▸ **Kutipan Terpilih**:
>>>
Ketika ayahandanya, Sultan Abdul Kahar meninggal dunia, Abdul Khair baru menginjak usia dewasa, sehingga ia terpaksa memangku jabatan sebagai Sultan dalam usia muda.
Dalam lontara Gowa disebutkan bahwa Sultan Abdul Khair kawin di Makasar pada tahun 1646 dengan puteri Raja Gowa Malikul Said yang bernama Karaeng Bonto Jene, setelah beberapa tahun menjadi Sultan. Dari perkawinan ini lahir seorang putra yang kelak menjadi Sultan Bima III (Sultan Nuriddin), dan tiga anak perempuan lainya.
Pada masa pemerintahan Sultan Abdul Khair Sirajuddin tercatat beberapa peristiwa penting bagi kerajaan Bima, diantaranya :
1. Penyesuaian hukum adat dengan hukum islam sehinga pemerintahan kerajaan Bima berjalan sebagaimana lazimnya kerajaan islam.
2. Penyesuain bentuk majelis kerajaan dengan memasukan unsur-unsur agam Islam
3. Memperluas penyiaran agama Islam dengan mewajibkan pelaksanaan “syariat” Islam Dan memberikan kedudukan tersendiri bagi mubaligh-mubaligh.
4. Memerintahkan penyempurnaan Kitab catatan Kerajaan dengan membuat “BO” yang tertulis di atas kertas dengan hurup arab berbahasa melayu.
5. Melindungi dan mengembangkan kesenian dan memerintahkan untuk mempertunjukan kesenian terbaik di Istana Kerajaan pada waktu perayaan di istana, seperti peringatan Maulud Nabi Muhamadan S.A.W. yang disebut “ sirih puan”.
6. Menetapkan hari-hari besar kerajaan yang diperingati secara adat pada setiap tahunya. Oleh majelis kerajaan, hari-hari besar itu disebut Rawi Sara Ma Tolu Kali Sa Mbaa, yaitu :
a. Peringatan Maulud Nabi Muhammad s.a.w tanggal 12 Rabi’ulawal 1030 Hijrah. Upacara ini lebih dikenal dengan nama Upacara Sirih-puan, atau Ua-pua.
b. Hari Raya Idul Fitri.
c. Hari Raya Idul Adha.
Sebagai sekutu kerajaan Gowa, Sultan Abdul Khair selalu bahu membahu dengan iparnya, yaitu I Mallombasi Daeng Mattawang atau yang lebih dikenal dengan nama Sultan Hasanuddin dari Gowa dalam menentang Belanda.
<<<
▸ **Isi Data**:
>>>
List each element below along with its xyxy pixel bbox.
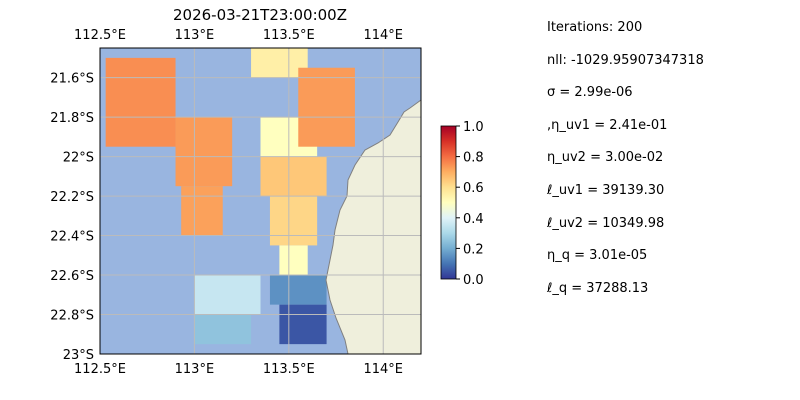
y-tick-label: 22°S <box>63 151 94 166</box>
data-cells <box>105 48 355 345</box>
colorbar: 0.0 0.2 0.4 0.6 0.8 1.0 <box>440 120 484 288</box>
data-cell-1 <box>175 117 233 187</box>
data-cell-5 <box>260 156 327 197</box>
data-cell-11 <box>194 275 261 315</box>
colorbar-ticks: 0.0 0.2 0.4 0.6 0.8 1.0 <box>456 120 484 288</box>
map-grid <box>100 48 421 354</box>
colorbar-gradient <box>440 125 457 280</box>
data-cell-9 <box>269 275 327 305</box>
colorbar-tick-label: 0.8 <box>463 151 484 166</box>
ell-uv2-text: ℓ_uv2 = 10349.98 <box>547 215 665 231</box>
data-cell-8 <box>279 245 308 276</box>
data-cell-10 <box>279 304 327 345</box>
y-tick-label: 21.6°S <box>50 72 94 87</box>
eta-uv2-text: η_uv2 = 3.00e-02 <box>547 150 664 166</box>
data-cell-7 <box>298 67 355 147</box>
eta-q-text: η_q = 3.01e-05 <box>547 248 648 264</box>
ell-q-text: ℓ_q = 37288.13 <box>547 280 649 296</box>
x-tick-label-bottom: 113.5°E <box>263 362 315 377</box>
y-tick-label: 23°S <box>63 348 94 363</box>
x-tick-label-top: 113.5°E <box>263 28 315 43</box>
data-cell-6 <box>269 196 318 246</box>
x-axis-bottom: 112.5°E 113°E 113.5°E 114°E <box>74 362 403 377</box>
y-tick-label: 21.8°S <box>50 111 94 126</box>
data-cell-0 <box>105 57 176 147</box>
x-tick-label-top: 113°E <box>175 28 215 43</box>
colorbar-tick-label: 0.6 <box>463 181 484 196</box>
x-tick-label-top: 114°E <box>363 28 403 43</box>
nll-text: nll: -1029.95907347318 <box>547 52 704 68</box>
colorbar-tick-label: 0.2 <box>463 242 484 257</box>
land-mass <box>325 99 421 354</box>
colorbar-tick-label: 0.4 <box>463 212 484 227</box>
y-tick-label: 22.6°S <box>50 269 94 284</box>
x-tick-label-bottom: 114°E <box>363 362 403 377</box>
fit-statistics-panel: Iterations: 200 nll: -1029.95907347318 σ… <box>547 20 704 313</box>
y-tick-label: 22.8°S <box>50 309 94 324</box>
x-tick-label-bottom: 113°E <box>175 362 215 377</box>
x-axis-top: 112.5°E 113°E 113.5°E 114°E <box>74 28 403 43</box>
data-cell-2 <box>181 186 223 236</box>
x-tick-label-top: 112.5°E <box>74 28 126 43</box>
ell-uv1-text: ℓ_uv1 = 39139.30 <box>547 182 665 198</box>
y-tick-label: 22.2°S <box>50 190 94 205</box>
data-cell-12 <box>194 314 252 345</box>
map-plot-area <box>100 48 421 354</box>
colorbar-tick-label: 0.0 <box>463 273 484 288</box>
iterations-text: Iterations: 200 <box>547 20 643 35</box>
sigma-text: σ = 2.99e-06 <box>547 85 633 101</box>
map-frame <box>99 47 422 355</box>
eta-uv1-text: ,η_uv1 = 2.41e-01 <box>547 117 668 133</box>
chart-title: 2026-03-21T23:00:00Z <box>173 6 347 24</box>
y-axis-left: 21.6°S 21.8°S 22°S 22.2°S 22.4°S 22.6°S 22.8°S… <box>50 72 94 363</box>
colorbar-tick-label: 1.0 <box>463 120 484 135</box>
x-tick-label-bottom: 112.5°E <box>74 362 126 377</box>
y-tick-label: 22.4°S <box>50 230 94 245</box>
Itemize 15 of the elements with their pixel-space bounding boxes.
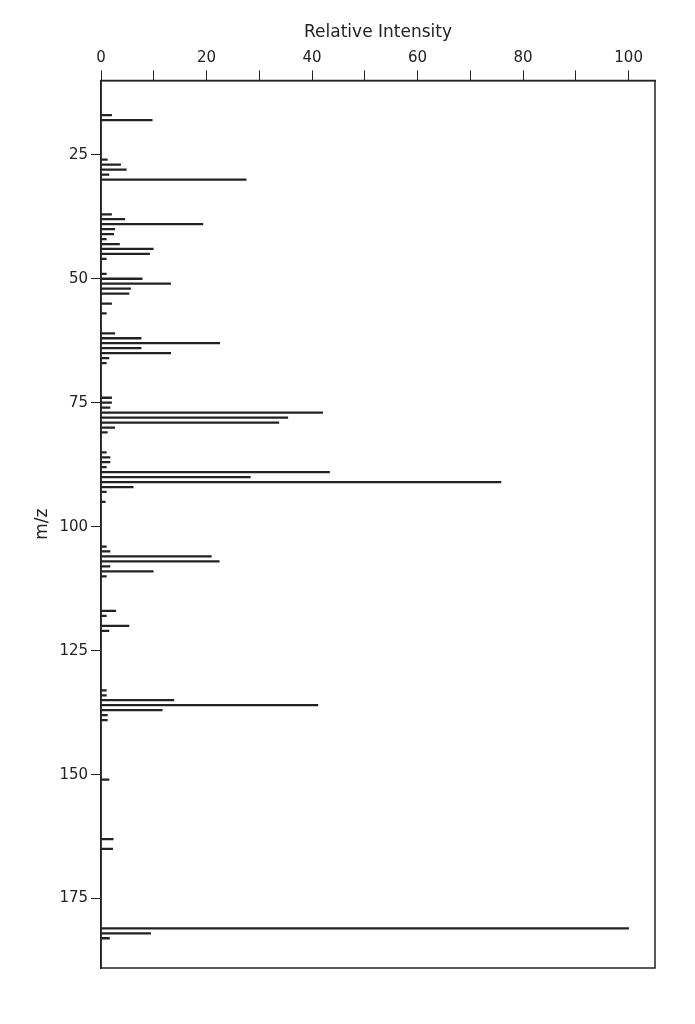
x-tick-label: 40 (302, 48, 322, 67)
y-axis-title: m/z (30, 508, 51, 540)
x-axis-title: Relative Intensity (304, 20, 452, 41)
y-tick-label: 25 (68, 144, 89, 163)
y-tick-label: 100 (59, 516, 89, 535)
y-tick-label: 75 (68, 392, 89, 411)
x-tick-label: 0 (96, 48, 106, 67)
x-tick-label: 20 (197, 48, 217, 67)
x-tick-label: 80 (513, 48, 533, 67)
y-tick-label: 125 (59, 640, 89, 659)
x-tick-label: 100 (614, 48, 643, 67)
x-tick-label: 60 (408, 48, 428, 67)
y-tick-label: 150 (59, 764, 89, 783)
y-tick-label: 175 (59, 888, 89, 907)
y-tick-label: 50 (68, 268, 89, 287)
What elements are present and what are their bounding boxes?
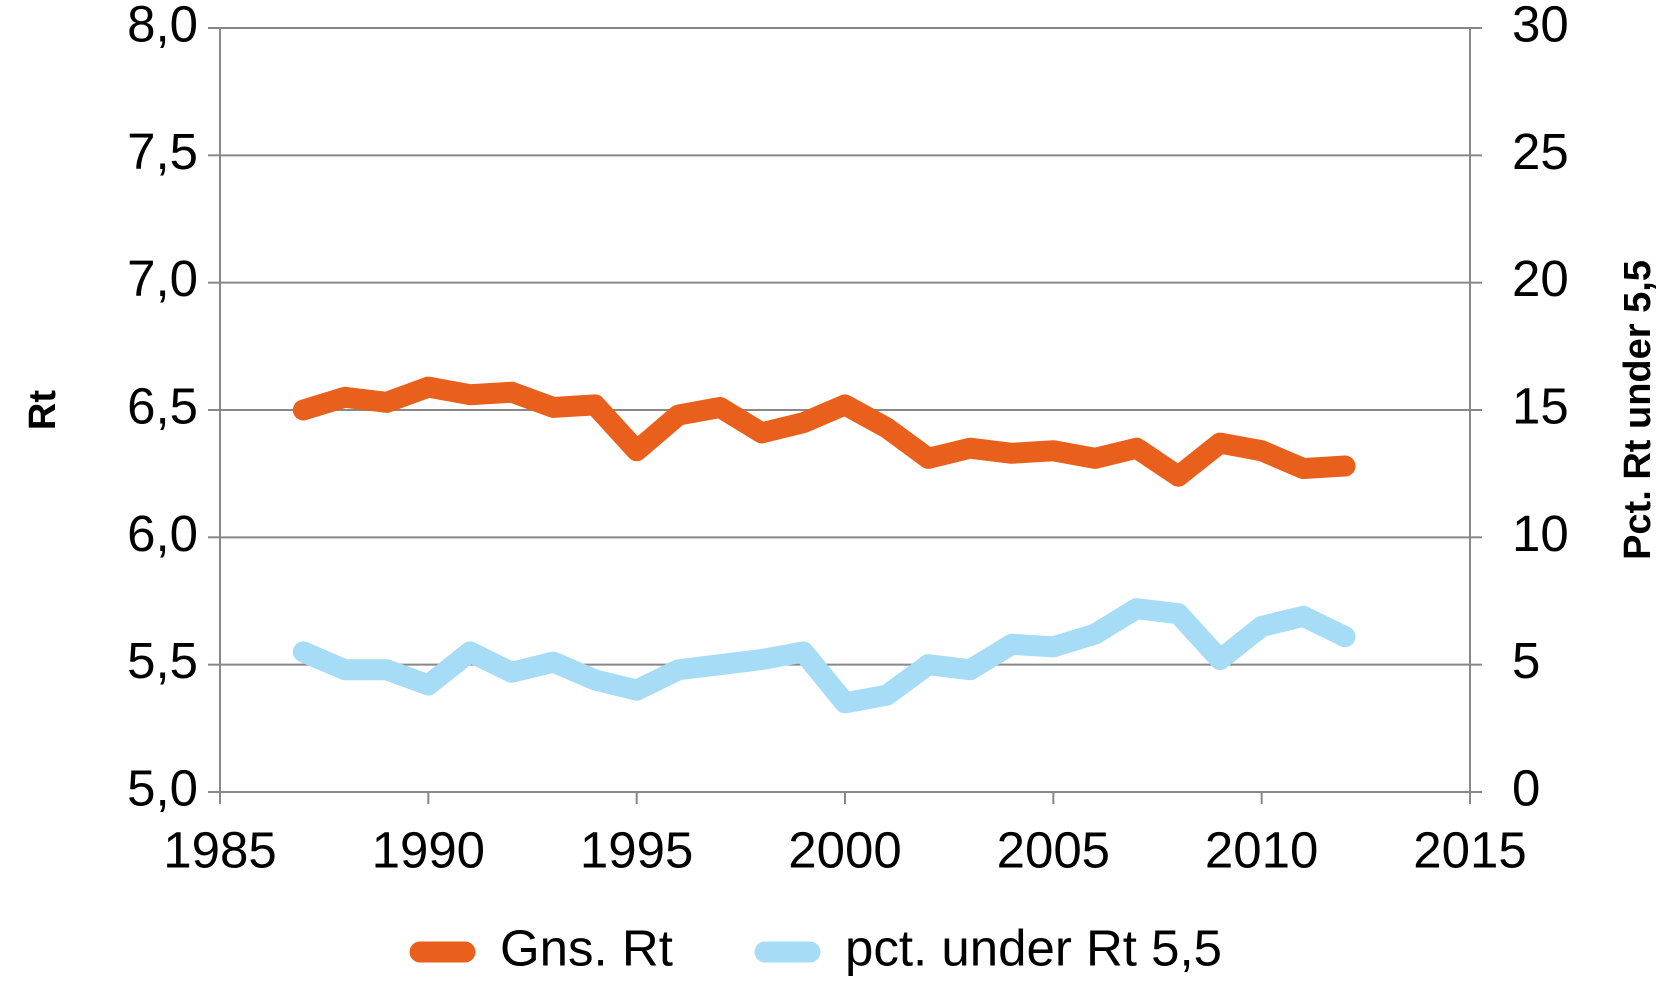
y2-tick-label: 10 — [1512, 505, 1569, 562]
y-axis-title: Rt — [22, 390, 64, 430]
y-tick-label: 7,0 — [127, 250, 198, 307]
x-tick-label: 2000 — [788, 821, 901, 878]
y2-tick-label: 0 — [1512, 759, 1540, 816]
x-tick-label: 2015 — [1413, 821, 1526, 878]
y-tick-label: 7,5 — [127, 123, 198, 180]
y-tick-label: 6,0 — [127, 505, 198, 562]
y-tick-label: 6,5 — [127, 377, 198, 434]
x-tick-label: 1990 — [372, 821, 485, 878]
y-tick-label: 5,0 — [127, 759, 198, 816]
y2-tick-label: 5 — [1512, 632, 1540, 689]
x-tick-label: 2010 — [1205, 821, 1318, 878]
x-tick-label: 1995 — [580, 821, 693, 878]
y2-tick-label: 15 — [1512, 377, 1569, 434]
legend-label: Gns. Rt — [500, 919, 673, 976]
y-tick-label: 8,0 — [127, 0, 198, 52]
y2-tick-label: 30 — [1512, 0, 1569, 52]
y2-tick-label: 20 — [1512, 250, 1569, 307]
x-tick-label: 2005 — [997, 821, 1110, 878]
legend-label: pct. under Rt 5,5 — [845, 919, 1222, 976]
y2-axis-title: Pct. Rt under 5,5 — [1617, 260, 1659, 560]
y2-tick-label: 25 — [1512, 123, 1569, 180]
x-tick-label: 1985 — [163, 821, 276, 878]
series-line — [292, 598, 1356, 714]
series-line — [292, 376, 1356, 487]
y-tick-label: 5,5 — [127, 632, 198, 689]
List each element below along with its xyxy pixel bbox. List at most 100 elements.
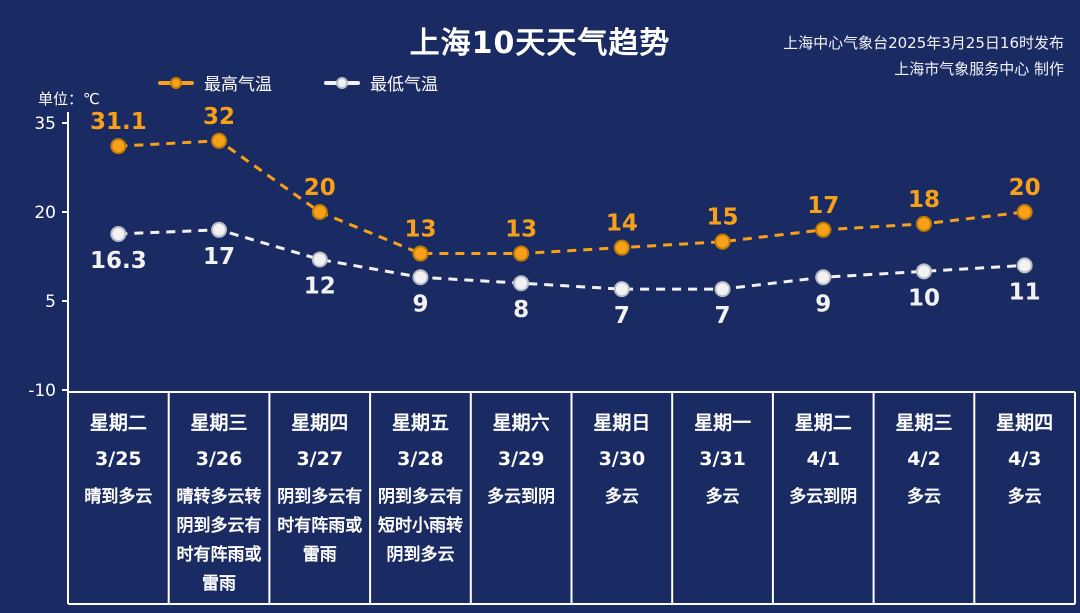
y-tick-label: 20 xyxy=(34,203,56,223)
day-column: 星期四 3/27 阴到多云有时有阵雨或雷雨 xyxy=(269,400,370,605)
day-column: 星期日 3/30 多云 xyxy=(572,400,673,605)
min-temp-value: 8 xyxy=(513,297,529,323)
max-temp-point xyxy=(1016,204,1033,220)
day-weather: 晴转多云转阴到多云有时有阵雨或雷雨 xyxy=(176,487,262,594)
day-weather: 多云到阴 xyxy=(487,487,556,507)
day-column: 星期一 3/31 多云 xyxy=(672,400,773,605)
day-weekday: 星期四 xyxy=(291,412,349,434)
max-temp-point xyxy=(815,221,832,238)
min-temp-point xyxy=(513,275,530,292)
max-temp-point xyxy=(110,138,127,155)
min-temp-point xyxy=(110,225,127,242)
max-temp-point xyxy=(714,233,731,250)
max-temp-point xyxy=(513,245,530,262)
min-temp-legend-icon xyxy=(324,76,360,90)
publisher-line1: 上海中心气象台2025年3月25日16时发布 xyxy=(783,34,1064,52)
min-temp-point xyxy=(714,281,731,298)
min-temp-point xyxy=(311,251,328,268)
day-date: 3/29 xyxy=(497,448,545,470)
day-weather: 多云到阴 xyxy=(789,487,858,507)
min-temp-value: 10 xyxy=(908,285,940,311)
publisher-line2: 上海市气象服务中心 制作 xyxy=(894,60,1064,78)
max-temp-point xyxy=(211,132,228,149)
day-weekday: 星期二 xyxy=(89,412,147,434)
day-date: 3/25 xyxy=(95,448,142,470)
unit-label: 单位：℃ xyxy=(38,90,100,108)
min-temp-value: 11 xyxy=(1009,279,1041,305)
day-weather: 多云 xyxy=(1007,487,1042,507)
day-column: 星期四 4/3 多云 xyxy=(974,400,1075,605)
min-temp-value: 12 xyxy=(304,273,336,299)
min-temp-value: 7 xyxy=(614,303,630,329)
publisher-info: 上海中心气象台2025年3月25日16时发布 上海市气象服务中心 制作 xyxy=(783,30,1064,82)
max-temp-value: 20 xyxy=(1009,175,1041,201)
day-column: 星期二 4/1 多云到阴 xyxy=(773,400,874,605)
min-temp-value: 9 xyxy=(412,291,428,317)
max-temp-point xyxy=(915,215,932,232)
max-temp-value: 32 xyxy=(203,104,235,130)
min-temp-point xyxy=(613,281,630,298)
day-weather: 多云 xyxy=(906,487,941,507)
day-weather: 阴到多云有短时小雨转阴到多云 xyxy=(377,487,463,565)
day-weekday: 星期一 xyxy=(694,412,752,434)
max-temp-value: 20 xyxy=(304,175,336,201)
min-temp-value: 7 xyxy=(715,303,731,329)
day-date: 4/1 xyxy=(806,448,840,470)
day-weekday: 星期三 xyxy=(190,412,248,434)
min-temp-point xyxy=(815,269,832,286)
max-temp-value: 17 xyxy=(807,193,839,219)
max-temp-legend-icon xyxy=(158,76,194,90)
day-weekday: 星期三 xyxy=(895,412,953,434)
max-temp-value: 18 xyxy=(908,187,940,213)
day-weather: 晴到多云 xyxy=(84,487,153,507)
max-temp-point xyxy=(412,245,429,262)
y-tick-label: 5 xyxy=(45,292,56,312)
legend-label-min: 最低气温 xyxy=(370,75,438,95)
day-weekday: 星期五 xyxy=(391,412,449,434)
day-column: 星期二 3/25 晴到多云 xyxy=(68,400,169,605)
day-column: 星期六 3/29 多云到阴 xyxy=(471,400,572,605)
chart-legend: 最高气温 最低气温 xyxy=(158,70,438,95)
min-temp-value: 17 xyxy=(203,244,235,270)
day-column: 星期五 3/28 阴到多云有短时小雨转阴到多云 xyxy=(370,400,471,605)
y-tick-label: -10 xyxy=(28,381,56,401)
min-temp-point xyxy=(211,221,228,238)
day-weather: 多云 xyxy=(604,487,639,507)
day-weather: 多云 xyxy=(705,487,740,507)
max-temp-point xyxy=(311,204,328,220)
legend-item-min: 最低气温 xyxy=(324,70,438,95)
min-temp-line xyxy=(118,228,1025,291)
day-date: 4/3 xyxy=(1007,448,1042,470)
day-date: 3/31 xyxy=(699,448,746,470)
max-temp-point xyxy=(613,239,630,256)
day-date: 3/27 xyxy=(296,448,344,470)
max-temp-value: 13 xyxy=(404,217,436,243)
min-temp-point xyxy=(1016,257,1033,274)
max-temp-value: 15 xyxy=(707,205,739,231)
day-weekday: 星期六 xyxy=(492,412,550,434)
day-columns: 星期二 3/25 晴到多云 星期三 3/26 晴转多云转阴到多云有时有阵雨或雷雨 星期四 3/… xyxy=(68,400,1075,605)
max-temp-value: 31.1 xyxy=(90,109,147,135)
legend-label-max: 最高气温 xyxy=(204,75,272,95)
y-tick-label: 35 xyxy=(34,114,56,134)
day-date: 3/28 xyxy=(397,448,444,470)
page-title: 上海10天天气趋势 xyxy=(409,26,671,61)
min-temp-value: 16.3 xyxy=(90,248,147,274)
day-date: 3/26 xyxy=(195,448,243,470)
day-column: 星期三 3/26 晴转多云转阴到多云有时有阵雨或雷雨 xyxy=(169,400,270,605)
min-temp-value: 9 xyxy=(815,291,831,317)
day-weekday: 星期四 xyxy=(996,412,1054,434)
legend-item-max: 最高气温 xyxy=(158,70,272,95)
day-weekday: 星期日 xyxy=(593,412,651,434)
day-weekday: 星期二 xyxy=(794,412,852,434)
max-temp-value: 13 xyxy=(505,217,537,243)
day-date: 3/30 xyxy=(598,448,646,470)
day-date: 4/2 xyxy=(907,448,941,470)
min-temp-point xyxy=(915,263,932,280)
day-weather: 阴到多云有时有阵雨或雷雨 xyxy=(277,487,363,565)
day-column: 星期三 4/2 多云 xyxy=(874,400,975,605)
max-temp-line xyxy=(118,139,1025,256)
min-temp-point xyxy=(412,269,429,286)
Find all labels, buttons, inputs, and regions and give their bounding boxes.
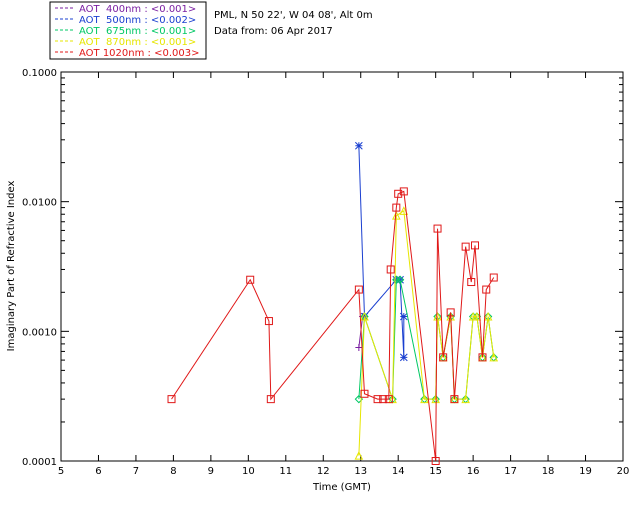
<<<
▸ **Tugas**:
1. Sebutkan semua hari besar kerajaan yang disebut Rawi Sara Ma Tolu Kali Sa Mbaa menurut kutipan tentang Sultan Abdul Khair.
2. Salin baris-baris dalam entri, mulai dari baris yang memuat "x-tick-label: 40 (302, 48, 322, 67)" sampai baris yang memuat "x-tick-label: 80 (513, 48, 533, 67)", kedua baris itu ikut disalin.

▸ **Jawaban Benar**:
1.
1. Peringatan Maulud Nabi Muhammad s.a.w. (Upacara Sirih-puan atau Ua-pua)
2. Hari Raya Idul Fitri
3. Hari Raya Idul Adha

2.
x-tick-label: 40 (302, 48, 322, 67)
y-axis-title: m/z (30, 508, 51, 540)
x-axis-title: Relative Intensity (304, 20, 452, 41)
y-tick-label: 25 (68, 144, 89, 163)
y-tick-label: 100 (59, 516, 89, 535)
y-tick-label: 75 (68, 392, 89, 411)
x-tick-label: 0 (96, 48, 106, 67)
x-tick-label: 20 (197, 48, 217, 67)
x-tick-label: 80 (513, 48, 533, 67)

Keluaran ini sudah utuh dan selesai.